[TASK STATEMENT] Substitute "rating-star" for "star-icon" in the part of the listing that opens with the line containing "reply-button[interactable]: Trả lời [236,1070,546,1190]" and closes with the line containing "reviewer-review-count: 3 bài", and write out only that part with everything else unchanged.

[RAW RECORDS]
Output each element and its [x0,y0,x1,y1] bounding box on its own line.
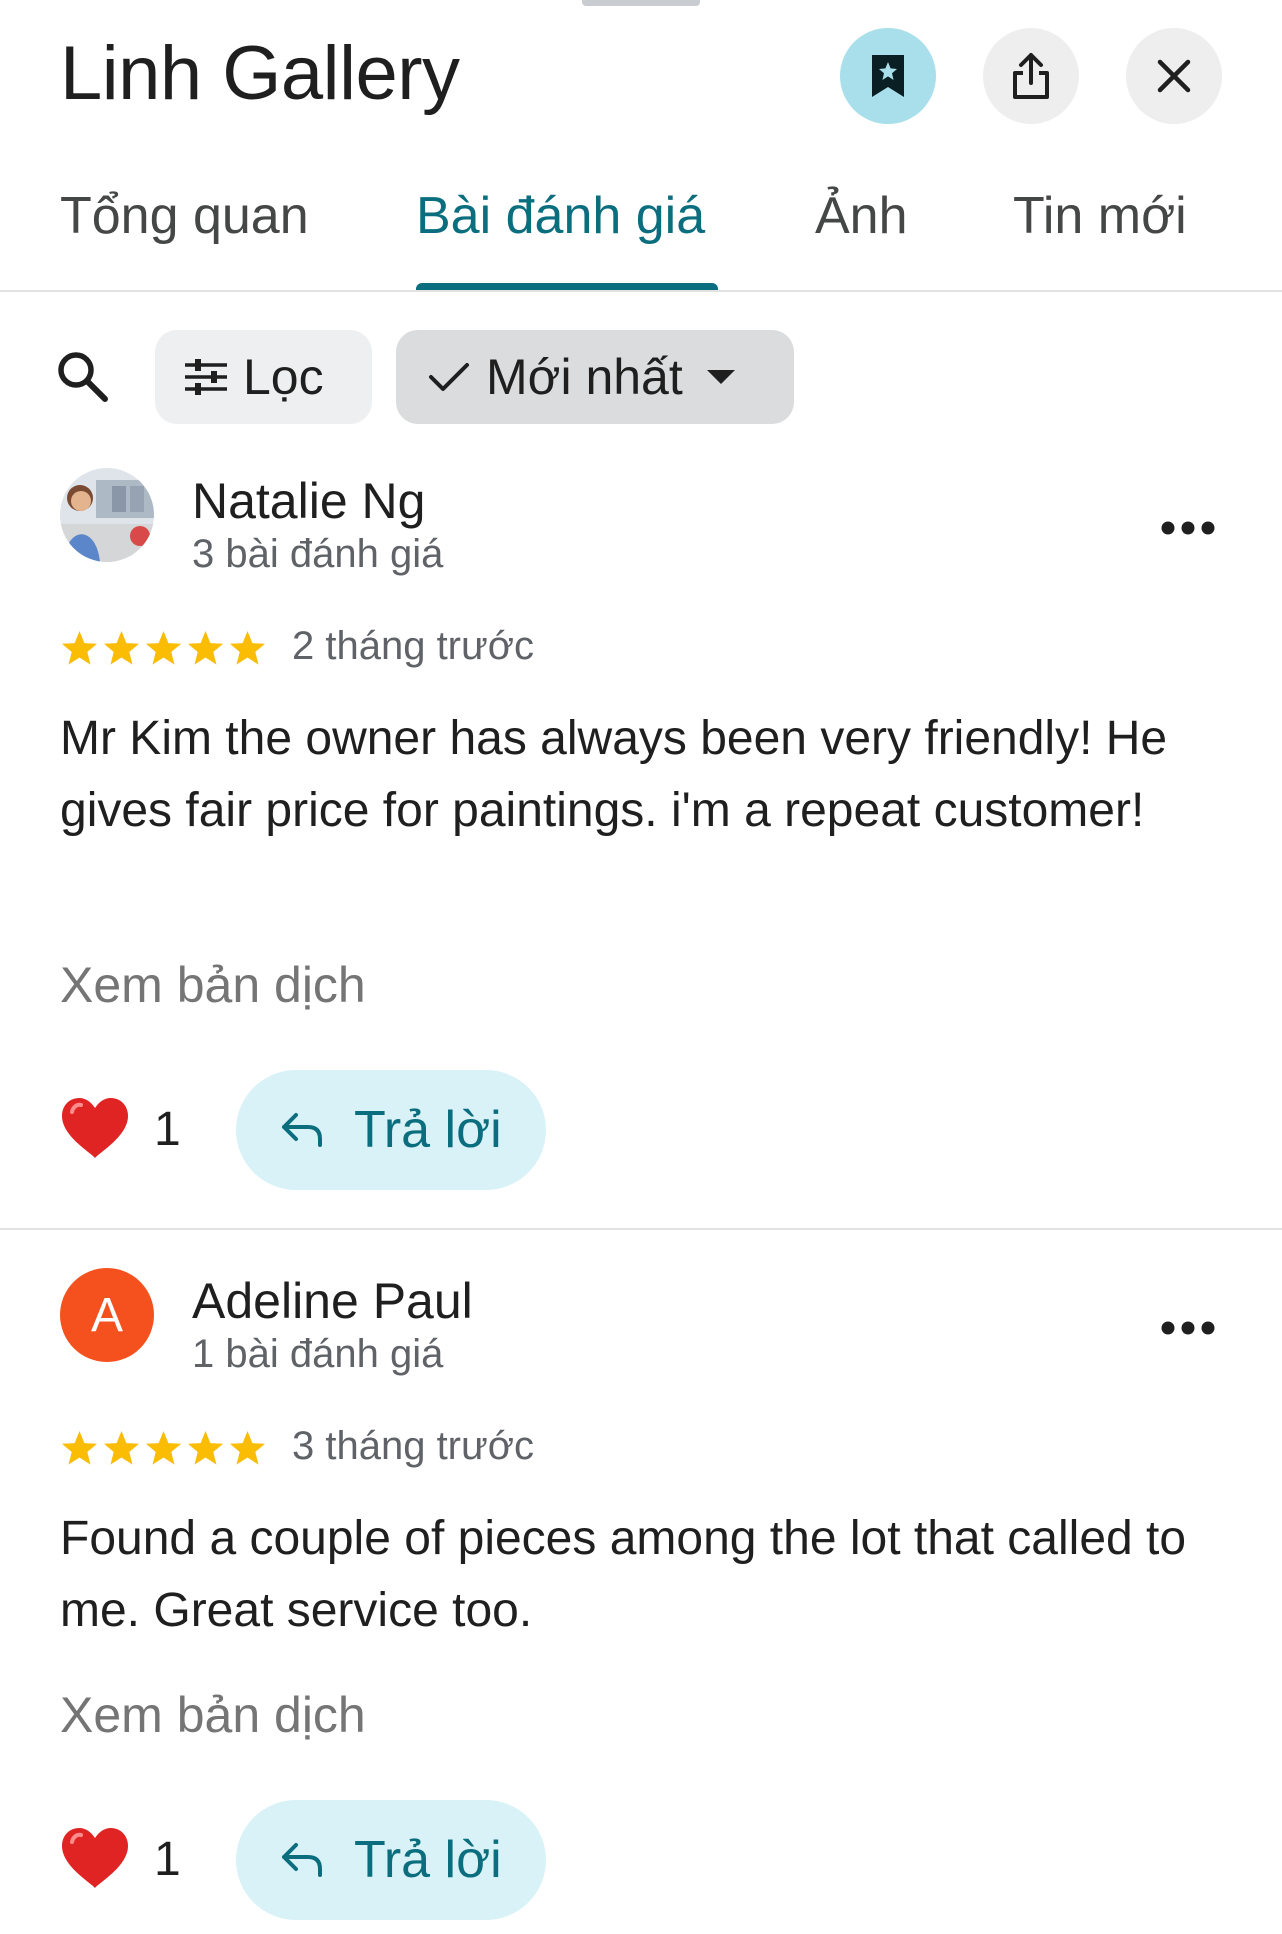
reply-button[interactable]: Trả lời [236,1070,546,1190]
sort-chip-label: Mới nhất [486,349,683,405]
tune-icon [185,359,227,395]
star-icon [145,630,182,665]
place-sheet: Linh Gallery Tổng quan Bài đánh giá Ảnh … [0,0,1282,1934]
filter-chip[interactable]: Lọc [155,330,372,424]
like-count: 1 [154,1833,181,1886]
close-button[interactable] [1126,28,1222,124]
tab-updates[interactable]: Tin mới [1013,186,1187,246]
see-translation-link[interactable]: Xem bản dịch [60,956,366,1014]
star-icon [145,1430,182,1465]
reply-button[interactable]: Trả lời [236,1800,546,1920]
reviewer-review-count: 3 bài đánh giá [192,532,444,576]
more-options-icon[interactable] [1160,1318,1216,1338]
star-icon [61,1430,98,1465]
review-divider [0,1228,1282,1230]
reviewer-name[interactable]: Adeline Paul [192,1272,473,1330]
star-icon [103,630,140,665]
like-count: 1 [154,1103,181,1156]
heart-icon[interactable] [60,1826,130,1890]
tab-photos[interactable]: Ảnh [815,186,908,246]
reviewer-review-count: 1 bài đánh giá [192,1332,444,1376]
review-time: 3 tháng trước [292,1424,535,1468]
tab-divider [0,290,1282,292]
avatar[interactable] [60,468,154,562]
tab-bar: Tổng quan Bài đánh giá Ảnh Tin mới [0,160,1282,292]
review-text: Found a couple of pieces among the lot t… [60,1512,1187,1637]
star-icon [229,630,266,665]
star-icon [103,1430,140,1465]
see-translation-link[interactable]: Xem bản dịch [60,1686,366,1744]
bookmark-icon [872,55,904,97]
close-icon [1157,59,1191,93]
avatar-photo [60,468,154,562]
star-rating [60,1429,267,1467]
star-icon [61,630,98,665]
filter-chip-label: Lọc [243,349,324,405]
share-icon [1013,53,1049,99]
star-icon [229,1430,266,1465]
reply-arrow-icon [282,1113,322,1147]
page-title: Linh Gallery [60,31,460,116]
star-rating [60,629,267,667]
sort-chip[interactable]: Mới nhất [396,330,794,424]
search-reviews-button[interactable] [54,348,112,406]
more-options-icon[interactable] [1160,518,1216,538]
review-text: Mr Kim the owner has always been very fr… [60,712,1168,837]
heart-icon[interactable] [60,1096,130,1160]
search-icon [58,352,108,402]
check-icon [429,363,469,391]
star-icon [187,1430,224,1465]
avatar[interactable]: A [60,1268,154,1362]
reply-button-label: Trả lời [354,1831,502,1889]
star-icon [187,630,224,665]
drag-handle[interactable] [582,0,700,6]
review-time: 2 tháng trước [292,624,535,668]
dropdown-arrow-icon [706,370,735,384]
reply-arrow-icon [282,1843,322,1877]
reply-button-label: Trả lời [354,1101,502,1159]
reviewer-name[interactable]: Natalie Ng [192,472,425,530]
save-button[interactable] [840,28,936,124]
share-button[interactable] [983,28,1079,124]
tab-overview[interactable]: Tổng quan [60,186,309,246]
tab-reviews[interactable]: Bài đánh giá [416,186,705,246]
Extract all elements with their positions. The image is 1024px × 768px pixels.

[FULL RESPONSE]
reply-button[interactable]: Trả lời [236,1070,546,1190]
sort-chip-label: Mới nhất [486,349,683,405]
tune-icon [185,359,227,395]
rating-star [145,630,182,665]
place-sheet: Linh Gallery Tổng quan Bài đánh giá Ảnh … [0,0,1282,1934]
filter-chip[interactable]: Lọc [155,330,372,424]
like-count: 1 [154,1833,181,1886]
close-button[interactable] [1126,28,1222,124]
tab-updates[interactable]: Tin mới [1013,186,1187,246]
see-translation-link[interactable]: Xem bản dịch [60,956,366,1014]
rating-star [145,1430,182,1465]
reply-button[interactable]: Trả lời [236,1800,546,1920]
reviewer-review-count: 3 bài đánh giá [192,532,444,576]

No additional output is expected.